[Instructions for the task] Copy all lines holding the word "detached" from the entries.

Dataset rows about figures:
## Start

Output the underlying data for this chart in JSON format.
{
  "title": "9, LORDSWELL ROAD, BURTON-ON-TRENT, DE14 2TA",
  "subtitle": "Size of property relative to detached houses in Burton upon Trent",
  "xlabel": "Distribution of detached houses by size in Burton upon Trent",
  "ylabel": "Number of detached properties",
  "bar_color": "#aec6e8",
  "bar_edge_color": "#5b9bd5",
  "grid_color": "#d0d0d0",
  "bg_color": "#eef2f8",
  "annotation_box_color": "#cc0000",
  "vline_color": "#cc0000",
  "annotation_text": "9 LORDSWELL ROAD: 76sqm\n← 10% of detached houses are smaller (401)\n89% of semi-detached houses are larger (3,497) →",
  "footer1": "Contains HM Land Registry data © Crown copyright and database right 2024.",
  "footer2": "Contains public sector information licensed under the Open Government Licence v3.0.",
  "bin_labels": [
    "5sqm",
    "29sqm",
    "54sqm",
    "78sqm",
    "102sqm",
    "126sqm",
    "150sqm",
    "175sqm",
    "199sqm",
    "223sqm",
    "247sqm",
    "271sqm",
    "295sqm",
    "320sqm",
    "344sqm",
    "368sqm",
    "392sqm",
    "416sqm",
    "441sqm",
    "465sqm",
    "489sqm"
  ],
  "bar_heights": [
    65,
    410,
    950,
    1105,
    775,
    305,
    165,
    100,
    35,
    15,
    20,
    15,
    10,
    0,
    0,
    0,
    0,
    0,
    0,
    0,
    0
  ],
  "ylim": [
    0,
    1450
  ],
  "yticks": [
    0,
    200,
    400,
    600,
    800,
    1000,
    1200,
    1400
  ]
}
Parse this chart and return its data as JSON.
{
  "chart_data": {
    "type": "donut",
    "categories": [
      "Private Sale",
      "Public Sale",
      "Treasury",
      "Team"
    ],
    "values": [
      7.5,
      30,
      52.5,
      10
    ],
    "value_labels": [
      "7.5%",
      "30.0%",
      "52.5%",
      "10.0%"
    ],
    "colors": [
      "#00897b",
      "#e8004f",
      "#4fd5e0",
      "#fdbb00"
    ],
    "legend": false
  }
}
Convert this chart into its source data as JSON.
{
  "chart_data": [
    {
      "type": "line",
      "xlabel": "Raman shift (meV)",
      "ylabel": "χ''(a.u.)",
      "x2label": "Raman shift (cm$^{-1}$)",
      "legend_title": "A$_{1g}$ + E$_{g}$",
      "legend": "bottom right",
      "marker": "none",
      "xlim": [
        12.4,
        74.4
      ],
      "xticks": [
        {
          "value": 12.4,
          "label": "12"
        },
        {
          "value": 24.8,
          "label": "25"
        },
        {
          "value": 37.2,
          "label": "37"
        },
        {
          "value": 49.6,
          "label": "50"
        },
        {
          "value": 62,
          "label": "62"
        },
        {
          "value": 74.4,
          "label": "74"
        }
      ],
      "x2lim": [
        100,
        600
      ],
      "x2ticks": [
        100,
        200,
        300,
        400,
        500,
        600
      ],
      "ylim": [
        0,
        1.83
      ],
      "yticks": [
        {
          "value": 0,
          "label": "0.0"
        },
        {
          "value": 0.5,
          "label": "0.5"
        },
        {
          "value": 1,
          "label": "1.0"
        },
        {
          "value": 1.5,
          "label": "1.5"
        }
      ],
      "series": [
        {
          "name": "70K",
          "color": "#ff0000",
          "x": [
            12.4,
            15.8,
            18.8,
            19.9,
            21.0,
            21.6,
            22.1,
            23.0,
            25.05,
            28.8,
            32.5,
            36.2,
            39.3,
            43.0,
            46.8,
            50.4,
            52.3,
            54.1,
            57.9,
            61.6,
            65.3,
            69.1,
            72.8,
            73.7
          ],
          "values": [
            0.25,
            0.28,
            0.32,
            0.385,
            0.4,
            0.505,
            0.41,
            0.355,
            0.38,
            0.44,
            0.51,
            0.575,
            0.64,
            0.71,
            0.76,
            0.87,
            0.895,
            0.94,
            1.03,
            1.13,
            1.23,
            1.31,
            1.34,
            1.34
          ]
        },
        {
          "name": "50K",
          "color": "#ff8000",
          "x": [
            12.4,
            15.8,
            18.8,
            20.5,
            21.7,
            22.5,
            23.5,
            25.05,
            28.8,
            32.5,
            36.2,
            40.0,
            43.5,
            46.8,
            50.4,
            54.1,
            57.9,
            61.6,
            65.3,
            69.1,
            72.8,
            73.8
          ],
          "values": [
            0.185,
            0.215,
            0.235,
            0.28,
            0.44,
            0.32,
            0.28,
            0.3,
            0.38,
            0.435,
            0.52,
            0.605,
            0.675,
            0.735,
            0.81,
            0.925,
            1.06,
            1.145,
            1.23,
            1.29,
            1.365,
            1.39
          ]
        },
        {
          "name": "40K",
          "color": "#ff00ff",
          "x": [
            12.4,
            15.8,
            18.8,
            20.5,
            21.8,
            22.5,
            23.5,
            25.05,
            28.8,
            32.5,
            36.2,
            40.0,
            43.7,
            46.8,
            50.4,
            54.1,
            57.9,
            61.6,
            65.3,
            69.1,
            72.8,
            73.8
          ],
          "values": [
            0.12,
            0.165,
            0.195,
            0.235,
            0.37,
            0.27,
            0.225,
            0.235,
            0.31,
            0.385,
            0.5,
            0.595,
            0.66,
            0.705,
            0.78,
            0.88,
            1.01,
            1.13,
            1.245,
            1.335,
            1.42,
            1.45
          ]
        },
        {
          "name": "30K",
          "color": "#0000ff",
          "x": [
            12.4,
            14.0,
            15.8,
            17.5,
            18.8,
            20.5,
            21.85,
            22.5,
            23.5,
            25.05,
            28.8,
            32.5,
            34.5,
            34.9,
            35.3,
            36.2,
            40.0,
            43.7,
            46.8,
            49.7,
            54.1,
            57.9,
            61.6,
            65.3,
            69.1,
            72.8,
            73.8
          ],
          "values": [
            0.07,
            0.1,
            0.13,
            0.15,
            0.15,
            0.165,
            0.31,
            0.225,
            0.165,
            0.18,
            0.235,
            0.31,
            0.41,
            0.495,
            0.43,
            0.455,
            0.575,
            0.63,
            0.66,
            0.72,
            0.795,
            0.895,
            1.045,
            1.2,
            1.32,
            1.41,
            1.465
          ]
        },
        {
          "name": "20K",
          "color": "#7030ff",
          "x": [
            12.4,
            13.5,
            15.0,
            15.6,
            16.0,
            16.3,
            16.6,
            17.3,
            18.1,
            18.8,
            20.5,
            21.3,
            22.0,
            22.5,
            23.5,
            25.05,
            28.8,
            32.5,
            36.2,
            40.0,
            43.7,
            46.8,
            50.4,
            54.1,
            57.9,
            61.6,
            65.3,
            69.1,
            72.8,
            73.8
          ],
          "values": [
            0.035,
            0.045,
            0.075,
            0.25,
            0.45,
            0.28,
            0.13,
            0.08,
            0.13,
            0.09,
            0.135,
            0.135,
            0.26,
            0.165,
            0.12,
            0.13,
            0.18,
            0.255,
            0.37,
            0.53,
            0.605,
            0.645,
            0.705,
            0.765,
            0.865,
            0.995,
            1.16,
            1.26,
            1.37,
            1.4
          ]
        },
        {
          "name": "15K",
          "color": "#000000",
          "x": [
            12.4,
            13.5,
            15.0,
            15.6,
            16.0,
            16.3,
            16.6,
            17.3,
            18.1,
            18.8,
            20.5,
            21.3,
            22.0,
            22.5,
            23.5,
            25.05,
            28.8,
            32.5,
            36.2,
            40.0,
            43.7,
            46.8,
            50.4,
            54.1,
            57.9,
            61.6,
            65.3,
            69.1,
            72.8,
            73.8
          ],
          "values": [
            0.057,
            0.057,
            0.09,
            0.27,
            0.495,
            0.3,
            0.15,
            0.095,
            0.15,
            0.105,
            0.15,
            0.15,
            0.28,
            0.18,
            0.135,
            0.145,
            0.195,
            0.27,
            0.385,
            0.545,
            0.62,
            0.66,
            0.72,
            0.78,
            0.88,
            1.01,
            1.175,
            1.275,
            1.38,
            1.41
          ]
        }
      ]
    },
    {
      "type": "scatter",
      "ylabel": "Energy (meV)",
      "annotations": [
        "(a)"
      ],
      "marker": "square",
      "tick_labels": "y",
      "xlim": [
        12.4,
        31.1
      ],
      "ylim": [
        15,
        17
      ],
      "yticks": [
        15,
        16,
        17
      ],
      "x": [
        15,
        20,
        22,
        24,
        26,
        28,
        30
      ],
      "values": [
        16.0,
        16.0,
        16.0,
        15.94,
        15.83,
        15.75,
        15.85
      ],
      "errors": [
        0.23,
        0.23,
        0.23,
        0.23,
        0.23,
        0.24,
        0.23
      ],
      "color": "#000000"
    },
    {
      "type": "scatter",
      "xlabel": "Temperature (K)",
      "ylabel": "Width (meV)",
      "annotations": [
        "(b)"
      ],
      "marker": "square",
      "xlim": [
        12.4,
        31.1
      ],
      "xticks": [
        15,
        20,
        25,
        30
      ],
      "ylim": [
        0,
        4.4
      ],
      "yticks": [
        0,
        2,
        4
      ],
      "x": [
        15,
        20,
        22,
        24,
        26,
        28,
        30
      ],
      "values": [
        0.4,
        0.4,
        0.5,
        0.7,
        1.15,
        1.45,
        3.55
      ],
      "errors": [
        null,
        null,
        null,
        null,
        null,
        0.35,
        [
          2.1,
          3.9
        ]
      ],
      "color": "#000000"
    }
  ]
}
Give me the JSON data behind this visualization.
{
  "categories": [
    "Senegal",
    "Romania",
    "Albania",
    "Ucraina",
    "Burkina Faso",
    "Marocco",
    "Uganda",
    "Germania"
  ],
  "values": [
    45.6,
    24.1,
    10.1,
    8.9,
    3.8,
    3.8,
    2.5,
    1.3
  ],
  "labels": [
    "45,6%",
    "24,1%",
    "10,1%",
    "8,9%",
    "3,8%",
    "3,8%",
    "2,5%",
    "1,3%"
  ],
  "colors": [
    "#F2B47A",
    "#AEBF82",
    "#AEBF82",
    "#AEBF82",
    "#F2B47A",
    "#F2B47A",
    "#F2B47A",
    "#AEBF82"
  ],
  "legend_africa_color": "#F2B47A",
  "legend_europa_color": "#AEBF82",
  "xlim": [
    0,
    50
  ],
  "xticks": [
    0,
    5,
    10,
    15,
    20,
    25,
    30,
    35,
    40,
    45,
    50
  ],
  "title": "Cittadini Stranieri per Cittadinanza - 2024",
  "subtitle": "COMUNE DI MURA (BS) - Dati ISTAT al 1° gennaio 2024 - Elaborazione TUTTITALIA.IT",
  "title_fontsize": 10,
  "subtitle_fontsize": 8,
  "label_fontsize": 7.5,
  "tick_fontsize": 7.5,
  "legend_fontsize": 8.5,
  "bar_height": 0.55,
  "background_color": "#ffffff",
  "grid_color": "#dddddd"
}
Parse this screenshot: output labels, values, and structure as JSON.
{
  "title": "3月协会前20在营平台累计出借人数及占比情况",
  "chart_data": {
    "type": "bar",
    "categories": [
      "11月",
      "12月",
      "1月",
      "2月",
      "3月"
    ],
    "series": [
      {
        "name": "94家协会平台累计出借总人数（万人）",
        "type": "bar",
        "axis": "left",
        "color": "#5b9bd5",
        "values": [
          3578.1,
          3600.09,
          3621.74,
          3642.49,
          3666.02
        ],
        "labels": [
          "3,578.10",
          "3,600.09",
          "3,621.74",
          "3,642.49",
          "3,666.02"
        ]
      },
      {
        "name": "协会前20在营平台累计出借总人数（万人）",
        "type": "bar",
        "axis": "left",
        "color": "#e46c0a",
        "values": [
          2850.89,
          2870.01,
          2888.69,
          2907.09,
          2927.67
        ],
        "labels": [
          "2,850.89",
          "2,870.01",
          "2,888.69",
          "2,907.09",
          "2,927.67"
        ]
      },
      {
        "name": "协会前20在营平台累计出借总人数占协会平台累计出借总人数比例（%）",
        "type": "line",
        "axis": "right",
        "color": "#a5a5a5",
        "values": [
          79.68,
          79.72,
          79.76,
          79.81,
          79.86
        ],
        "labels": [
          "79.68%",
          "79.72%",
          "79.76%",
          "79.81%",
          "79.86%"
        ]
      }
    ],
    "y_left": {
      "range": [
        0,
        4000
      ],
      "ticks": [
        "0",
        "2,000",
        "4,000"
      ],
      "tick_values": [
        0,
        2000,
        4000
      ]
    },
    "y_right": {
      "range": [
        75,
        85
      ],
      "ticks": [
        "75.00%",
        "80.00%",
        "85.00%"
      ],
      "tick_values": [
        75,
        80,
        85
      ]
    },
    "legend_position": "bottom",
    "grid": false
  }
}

## End

[Solution to this exercise]
  "subtitle": "Size of property relative to detached houses in Burton upon Trent",
  "xlabel": "Distribution of detached houses by size in Burton upon Trent",
  "ylabel": "Number of detached properties",
  "annotation_text": "9 LORDSWELL ROAD: 76sqm\n← 10% of detached houses are smaller (401)\n89% of semi-detached houses are larger (3,497) →",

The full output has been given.